(Instruction) Copy each line below that includes "this".
******
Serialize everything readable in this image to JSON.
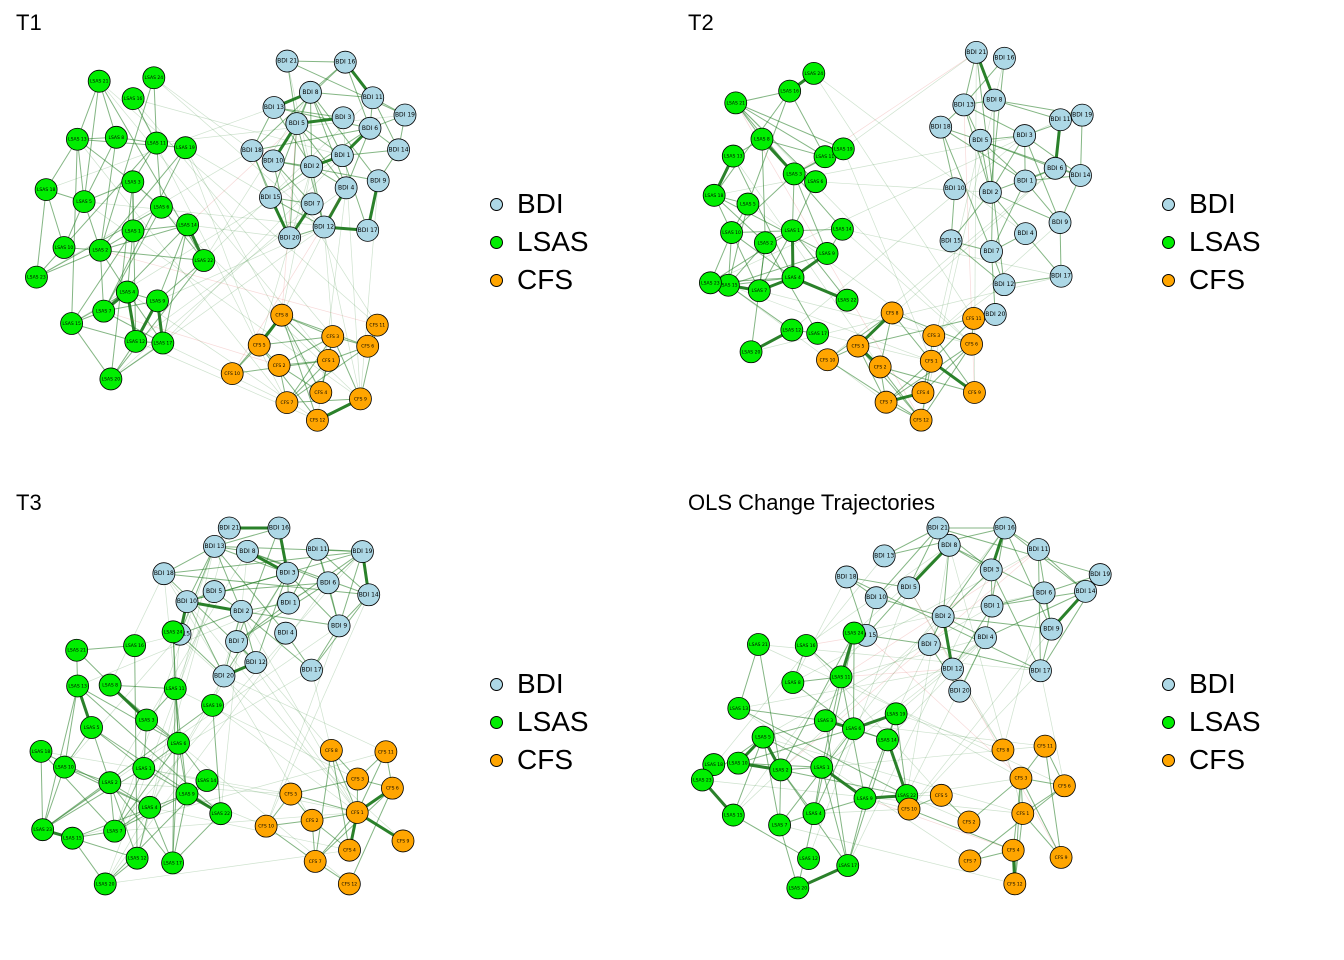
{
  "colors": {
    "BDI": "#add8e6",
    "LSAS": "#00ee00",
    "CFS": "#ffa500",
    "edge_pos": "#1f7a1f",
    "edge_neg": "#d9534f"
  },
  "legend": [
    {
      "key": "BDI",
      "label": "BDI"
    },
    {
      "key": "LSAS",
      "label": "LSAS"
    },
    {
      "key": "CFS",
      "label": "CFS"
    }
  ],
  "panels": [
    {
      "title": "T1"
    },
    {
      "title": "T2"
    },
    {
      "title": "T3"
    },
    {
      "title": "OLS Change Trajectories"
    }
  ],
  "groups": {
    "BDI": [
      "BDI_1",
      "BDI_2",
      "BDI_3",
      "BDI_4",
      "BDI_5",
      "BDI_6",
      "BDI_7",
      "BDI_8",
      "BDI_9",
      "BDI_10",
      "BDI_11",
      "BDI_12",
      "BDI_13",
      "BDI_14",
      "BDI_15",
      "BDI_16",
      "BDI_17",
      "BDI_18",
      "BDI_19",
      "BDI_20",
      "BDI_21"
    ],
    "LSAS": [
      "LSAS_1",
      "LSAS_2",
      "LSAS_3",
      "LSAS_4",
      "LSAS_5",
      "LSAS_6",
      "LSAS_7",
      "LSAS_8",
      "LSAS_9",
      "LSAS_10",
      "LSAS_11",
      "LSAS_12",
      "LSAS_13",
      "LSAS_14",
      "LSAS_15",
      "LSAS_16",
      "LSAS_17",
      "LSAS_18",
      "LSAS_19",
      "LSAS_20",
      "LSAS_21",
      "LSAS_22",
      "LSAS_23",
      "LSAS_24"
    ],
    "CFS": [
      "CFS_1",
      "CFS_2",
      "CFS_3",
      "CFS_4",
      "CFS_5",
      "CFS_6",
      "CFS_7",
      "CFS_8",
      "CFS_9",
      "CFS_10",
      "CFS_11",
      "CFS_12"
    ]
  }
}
******
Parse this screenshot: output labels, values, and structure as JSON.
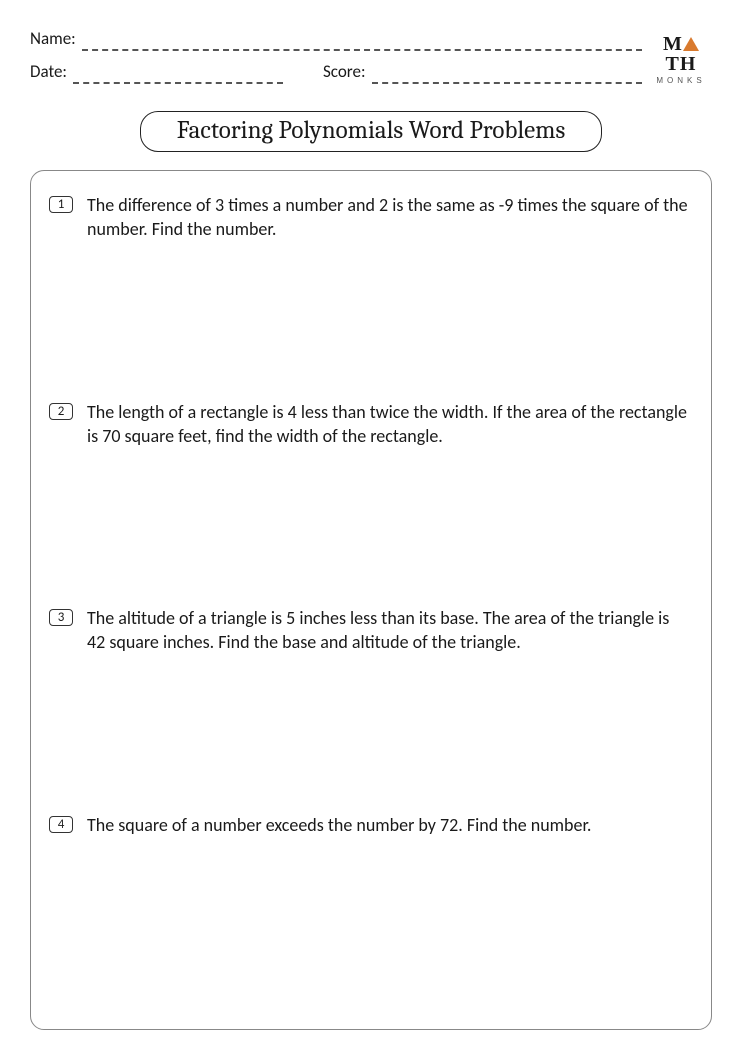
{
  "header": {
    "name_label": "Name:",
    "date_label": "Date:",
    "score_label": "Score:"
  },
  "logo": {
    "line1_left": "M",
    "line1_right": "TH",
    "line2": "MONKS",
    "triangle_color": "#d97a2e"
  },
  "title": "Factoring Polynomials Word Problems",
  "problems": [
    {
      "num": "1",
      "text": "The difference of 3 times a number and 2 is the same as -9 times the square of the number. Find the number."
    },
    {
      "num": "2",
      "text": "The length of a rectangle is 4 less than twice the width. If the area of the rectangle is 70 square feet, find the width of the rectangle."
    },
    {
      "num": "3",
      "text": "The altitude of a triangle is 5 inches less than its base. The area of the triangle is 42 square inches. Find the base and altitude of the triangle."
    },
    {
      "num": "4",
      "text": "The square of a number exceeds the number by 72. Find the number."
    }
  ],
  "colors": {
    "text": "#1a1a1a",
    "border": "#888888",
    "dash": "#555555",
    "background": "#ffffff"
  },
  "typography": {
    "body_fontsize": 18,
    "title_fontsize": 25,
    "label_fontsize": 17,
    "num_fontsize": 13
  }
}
******
(The completed task)
Serialize everything readable in this image to JSON.
Parse this screenshot: output labels, values, and structure as JSON.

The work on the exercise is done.